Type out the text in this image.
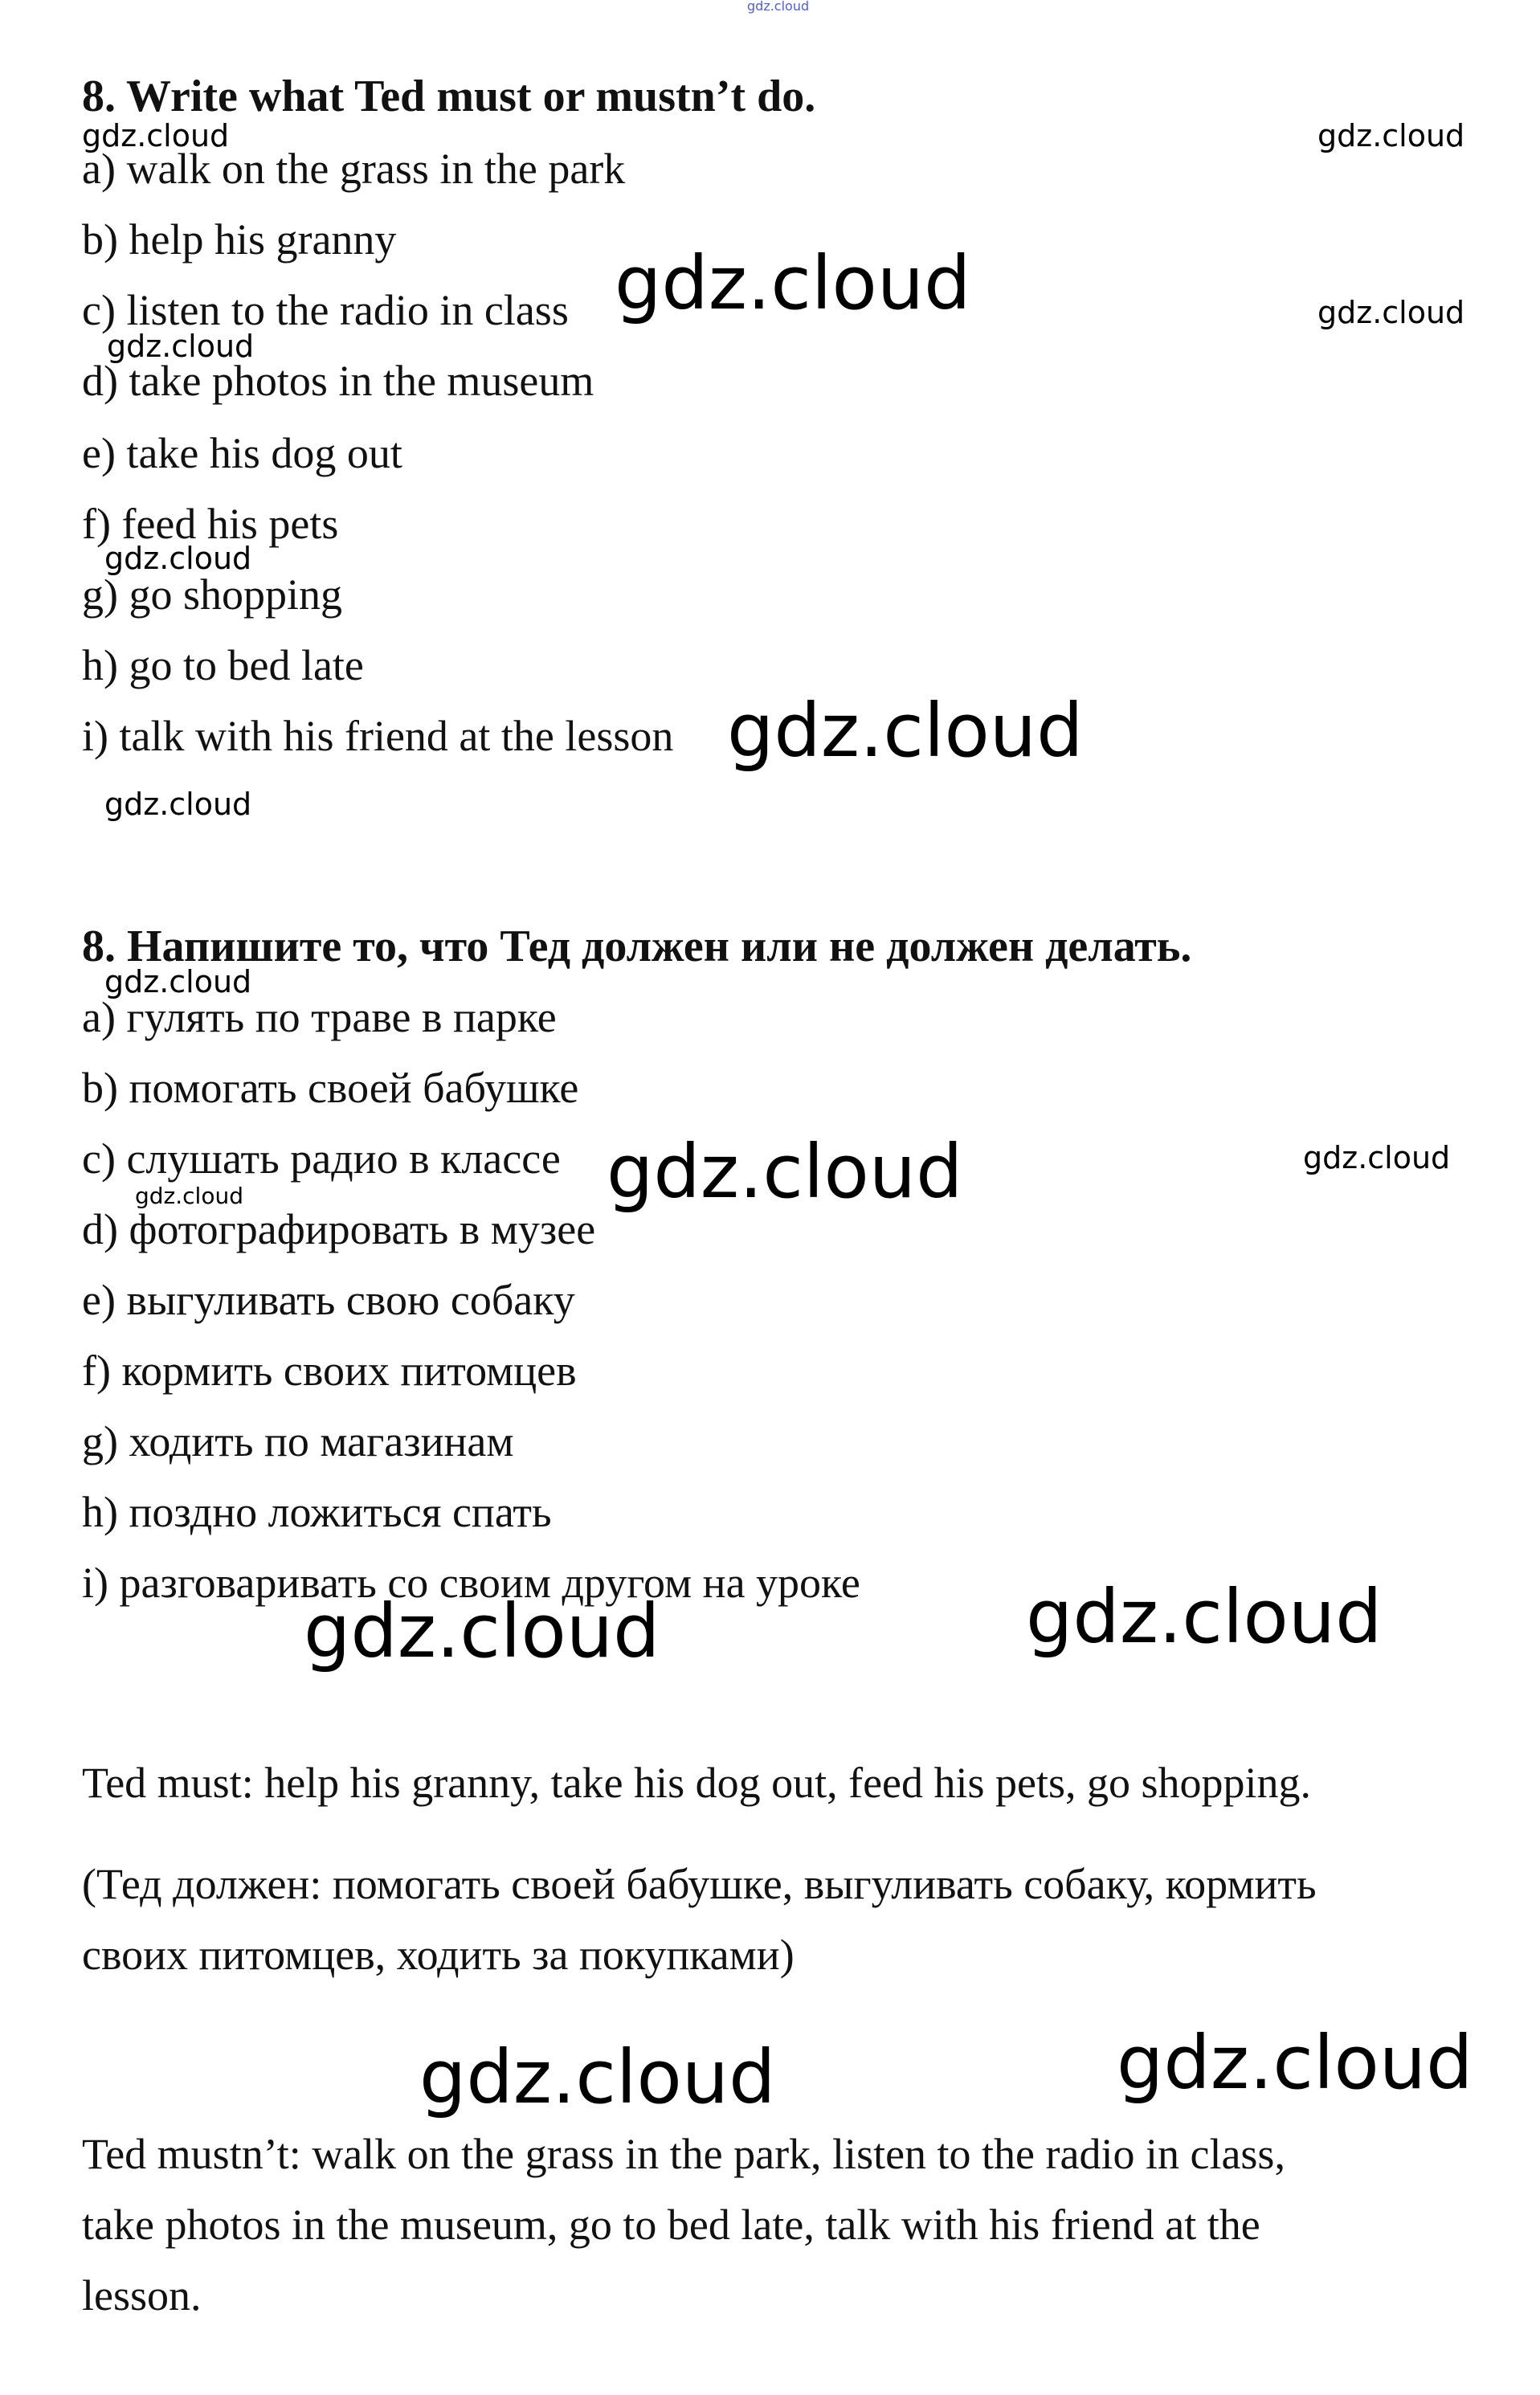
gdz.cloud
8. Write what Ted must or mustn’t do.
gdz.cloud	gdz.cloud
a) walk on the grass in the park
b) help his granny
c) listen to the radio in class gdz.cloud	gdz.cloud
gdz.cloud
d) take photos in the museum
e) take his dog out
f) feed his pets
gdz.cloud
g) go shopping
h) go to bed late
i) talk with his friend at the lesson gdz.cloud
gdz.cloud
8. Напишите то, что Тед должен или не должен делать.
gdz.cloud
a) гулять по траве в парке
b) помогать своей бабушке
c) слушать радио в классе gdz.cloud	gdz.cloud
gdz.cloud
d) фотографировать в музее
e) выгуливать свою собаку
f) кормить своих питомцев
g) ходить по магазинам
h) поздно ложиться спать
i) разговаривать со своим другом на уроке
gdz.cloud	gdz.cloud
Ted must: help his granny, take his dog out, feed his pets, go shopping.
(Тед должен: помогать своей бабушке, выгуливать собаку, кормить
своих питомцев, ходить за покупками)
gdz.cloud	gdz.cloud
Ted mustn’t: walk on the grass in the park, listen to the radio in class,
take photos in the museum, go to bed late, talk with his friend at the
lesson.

_ _ _ _ _ _ _

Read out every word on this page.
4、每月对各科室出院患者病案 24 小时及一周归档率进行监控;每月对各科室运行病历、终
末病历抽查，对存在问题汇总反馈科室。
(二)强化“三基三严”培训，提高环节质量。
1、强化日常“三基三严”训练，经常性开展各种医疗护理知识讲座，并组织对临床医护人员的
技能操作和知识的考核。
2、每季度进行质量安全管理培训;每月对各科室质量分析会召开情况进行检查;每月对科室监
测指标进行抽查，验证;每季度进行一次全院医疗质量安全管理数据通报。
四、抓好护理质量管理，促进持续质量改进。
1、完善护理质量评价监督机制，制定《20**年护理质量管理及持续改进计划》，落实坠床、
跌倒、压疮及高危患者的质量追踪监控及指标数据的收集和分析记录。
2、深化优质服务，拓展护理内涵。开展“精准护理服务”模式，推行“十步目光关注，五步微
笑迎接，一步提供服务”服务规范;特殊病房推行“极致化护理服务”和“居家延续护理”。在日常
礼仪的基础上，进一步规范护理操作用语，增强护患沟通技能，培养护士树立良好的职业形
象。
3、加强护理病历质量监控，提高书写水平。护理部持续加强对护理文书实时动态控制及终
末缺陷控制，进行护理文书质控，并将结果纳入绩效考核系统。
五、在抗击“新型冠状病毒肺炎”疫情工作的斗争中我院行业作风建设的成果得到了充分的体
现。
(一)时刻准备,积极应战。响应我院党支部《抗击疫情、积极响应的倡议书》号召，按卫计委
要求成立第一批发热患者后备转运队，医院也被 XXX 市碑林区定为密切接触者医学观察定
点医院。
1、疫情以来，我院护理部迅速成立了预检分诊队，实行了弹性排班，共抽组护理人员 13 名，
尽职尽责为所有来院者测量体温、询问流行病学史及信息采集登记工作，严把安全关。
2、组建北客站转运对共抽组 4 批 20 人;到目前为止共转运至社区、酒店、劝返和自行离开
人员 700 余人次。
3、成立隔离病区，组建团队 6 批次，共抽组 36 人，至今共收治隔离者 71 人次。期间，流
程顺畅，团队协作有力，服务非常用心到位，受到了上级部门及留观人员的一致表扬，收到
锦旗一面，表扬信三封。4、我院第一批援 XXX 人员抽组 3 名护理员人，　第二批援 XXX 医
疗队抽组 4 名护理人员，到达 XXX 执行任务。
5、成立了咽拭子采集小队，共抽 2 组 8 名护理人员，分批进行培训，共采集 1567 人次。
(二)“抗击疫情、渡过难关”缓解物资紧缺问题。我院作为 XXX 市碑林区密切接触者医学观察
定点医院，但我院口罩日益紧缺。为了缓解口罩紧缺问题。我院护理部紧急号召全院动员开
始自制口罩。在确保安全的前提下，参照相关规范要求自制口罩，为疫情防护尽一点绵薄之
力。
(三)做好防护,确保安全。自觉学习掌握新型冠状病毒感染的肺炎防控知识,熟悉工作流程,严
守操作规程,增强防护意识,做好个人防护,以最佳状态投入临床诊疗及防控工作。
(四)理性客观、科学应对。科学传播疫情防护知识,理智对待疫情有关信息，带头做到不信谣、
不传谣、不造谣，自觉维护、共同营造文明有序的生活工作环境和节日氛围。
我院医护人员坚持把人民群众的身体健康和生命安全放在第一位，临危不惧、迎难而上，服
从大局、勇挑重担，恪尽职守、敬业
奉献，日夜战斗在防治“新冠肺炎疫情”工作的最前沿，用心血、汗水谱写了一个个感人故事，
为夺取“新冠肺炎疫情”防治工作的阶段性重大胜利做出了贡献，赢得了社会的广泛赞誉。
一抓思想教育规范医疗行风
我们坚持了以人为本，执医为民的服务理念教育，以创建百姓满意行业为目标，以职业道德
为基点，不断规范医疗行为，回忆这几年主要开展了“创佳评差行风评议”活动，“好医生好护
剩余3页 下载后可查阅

_ _ _ _ _ _ _

In the records above, find each line with the word "class" and copy it.

- Reply to the exercise -
c) listen to the radio in class gdz.cloud	gdz.cloud
Ted mustn’t: walk on the grass in the park, listen to the radio in class,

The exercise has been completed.